**INPUT DATA:**
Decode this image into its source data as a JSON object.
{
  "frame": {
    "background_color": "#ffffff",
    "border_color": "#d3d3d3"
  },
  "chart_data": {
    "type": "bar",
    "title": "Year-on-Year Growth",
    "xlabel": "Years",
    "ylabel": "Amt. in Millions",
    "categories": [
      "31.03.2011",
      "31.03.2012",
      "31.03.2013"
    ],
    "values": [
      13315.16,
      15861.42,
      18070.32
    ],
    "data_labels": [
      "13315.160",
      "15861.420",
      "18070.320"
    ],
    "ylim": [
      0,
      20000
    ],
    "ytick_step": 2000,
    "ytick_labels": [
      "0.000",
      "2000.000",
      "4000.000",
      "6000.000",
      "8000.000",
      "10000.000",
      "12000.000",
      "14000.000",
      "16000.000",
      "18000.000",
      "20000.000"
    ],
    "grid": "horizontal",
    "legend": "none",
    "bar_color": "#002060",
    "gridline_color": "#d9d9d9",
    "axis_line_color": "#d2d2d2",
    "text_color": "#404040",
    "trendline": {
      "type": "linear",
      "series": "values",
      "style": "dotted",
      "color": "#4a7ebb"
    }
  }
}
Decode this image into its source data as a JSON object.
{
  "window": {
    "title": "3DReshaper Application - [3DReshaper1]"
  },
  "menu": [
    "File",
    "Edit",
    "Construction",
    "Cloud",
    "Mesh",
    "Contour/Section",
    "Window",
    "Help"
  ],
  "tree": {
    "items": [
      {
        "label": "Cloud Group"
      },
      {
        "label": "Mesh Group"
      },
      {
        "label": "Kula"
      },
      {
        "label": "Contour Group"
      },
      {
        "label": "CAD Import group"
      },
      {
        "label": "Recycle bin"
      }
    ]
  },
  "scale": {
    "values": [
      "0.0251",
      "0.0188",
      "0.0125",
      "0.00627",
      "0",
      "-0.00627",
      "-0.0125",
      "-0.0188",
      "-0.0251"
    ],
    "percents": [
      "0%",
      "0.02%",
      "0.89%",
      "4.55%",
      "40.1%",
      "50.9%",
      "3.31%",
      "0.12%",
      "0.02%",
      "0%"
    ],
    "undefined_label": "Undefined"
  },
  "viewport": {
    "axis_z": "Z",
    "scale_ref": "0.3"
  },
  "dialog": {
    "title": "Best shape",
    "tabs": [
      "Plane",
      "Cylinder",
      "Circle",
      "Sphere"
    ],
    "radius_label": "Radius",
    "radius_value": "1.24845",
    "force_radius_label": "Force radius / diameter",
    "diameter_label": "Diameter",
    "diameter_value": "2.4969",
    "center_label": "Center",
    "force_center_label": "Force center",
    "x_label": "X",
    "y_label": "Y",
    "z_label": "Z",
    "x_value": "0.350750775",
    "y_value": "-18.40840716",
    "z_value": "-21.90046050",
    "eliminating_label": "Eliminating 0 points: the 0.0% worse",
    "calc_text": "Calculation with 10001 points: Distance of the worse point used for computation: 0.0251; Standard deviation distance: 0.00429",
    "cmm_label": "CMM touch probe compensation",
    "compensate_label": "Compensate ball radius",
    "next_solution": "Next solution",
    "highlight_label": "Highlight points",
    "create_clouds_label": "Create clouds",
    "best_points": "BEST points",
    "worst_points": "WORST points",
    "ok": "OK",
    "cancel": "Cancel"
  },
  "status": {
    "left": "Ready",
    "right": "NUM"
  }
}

**STATED PROBLEM:** From the records above, extract every line exactly as it stands.

**REPLY:**
Decode this image into its source data as a JSON object.
{
  "frame": {
    "background_color": "#ffffff",
    "border_color": "#d3d3d3"
  },
  "chart_data": {
    "type": "bar",
    "title": "Year-on-Year Growth",
    "xlabel": "Years",
    "ylabel": "Amt. in Millions",
    "categories": [
      "31.03.2011",
      "31.03.2012",
      "31.03.2013"
    ],
    "values": [
      13315.16,
      15861.42,
      18070.32
    ],
    "data_labels": [
      "13315.160",
      "15861.420",
      "18070.320"
    ],
    "ylim": [
      0,
      20000
    ],
    "ytick_step": 2000,
    "ytick_labels": [
      "0.000",
      "2000.000",
      "4000.000",
      "6000.000",
      "8000.000",
      "10000.000",
      "12000.000",
      "14000.000",
      "16000.000",
      "18000.000",
      "20000.000"
    ],
    "grid": "horizontal",
    "legend": "none",
    "bar_color": "#002060",
    "gridline_color": "#d9d9d9",
    "axis_line_color": "#d2d2d2",
    "text_color": "#404040",
    "trendline": {
      "type": "linear",
      "series": "values",
      "style": "dotted",
      "color": "#4a7ebb"
    }
  }
}
Decode this image into its source data as a JSON object.
{
  "window": {
    "title": "3DReshaper Application - [3DReshaper1]"
  },
  "menu": [
    "File",
    "Edit",
    "Construction",
    "Cloud",
    "Mesh",
    "Contour/Section",
    "Window",
    "Help"
  ],
  "tree": {
    "items": [
      {
        "label": "Cloud Group"
      },
      {
        "label": "Mesh Group"
      },
      {
        "label": "Kula"
      },
      {
        "label": "Contour Group"
      },
      {
        "label": "CAD Import group"
      },
      {
        "label": "Recycle bin"
      }
    ]
  },
  "scale": {
    "values": [
      "0.0251",
      "0.0188",
      "0.0125",
      "0.00627",
      "0",
      "-0.00627",
      "-0.0125",
      "-0.0188",
      "-0.0251"
    ],
    "percents": [
      "0%",
      "0.02%",
      "0.89%",
      "4.55%",
      "40.1%",
      "50.9%",
      "3.31%",
      "0.12%",
      "0.02%",
      "0%"
    ],
    "undefined_label": "Undefined"
  },
  "viewport": {
    "axis_z": "Z",
    "scale_ref": "0.3"
  },
  "dialog": {
    "title": "Best shape",
    "tabs": [
      "Plane",
      "Cylinder",
      "Circle",
      "Sphere"
    ],
    "radius_label": "Radius",
    "radius_value": "1.24845",
    "force_radius_label": "Force radius / diameter",
    "diameter_label": "Diameter",
    "diameter_value": "2.4969",
    "center_label": "Center",
    "force_center_label": "Force center",
    "x_label": "X",
    "y_label": "Y",
    "z_label": "Z",
    "x_value": "0.350750775",
    "y_value": "-18.40840716",
    "z_value": "-21.90046050",
    "eliminating_label": "Eliminating 0 points: the 0.0% worse",
    "calc_text": "Calculation with 10001 points: Distance of the worse point used for computation: 0.0251; Standard deviation distance: 0.00429",
    "cmm_label": "CMM touch probe compensation",
    "compensate_label": "Compensate ball radius",
    "next_solution": "Next solution",
    "highlight_label": "Highlight points",
    "create_clouds_label": "Create clouds",
    "best_points": "BEST points",
    "worst_points": "WORST points",
    "ok": "OK",
    "cancel": "Cancel"
  },
  "status": {
    "left": "Ready",
    "right": "NUM"
  }
}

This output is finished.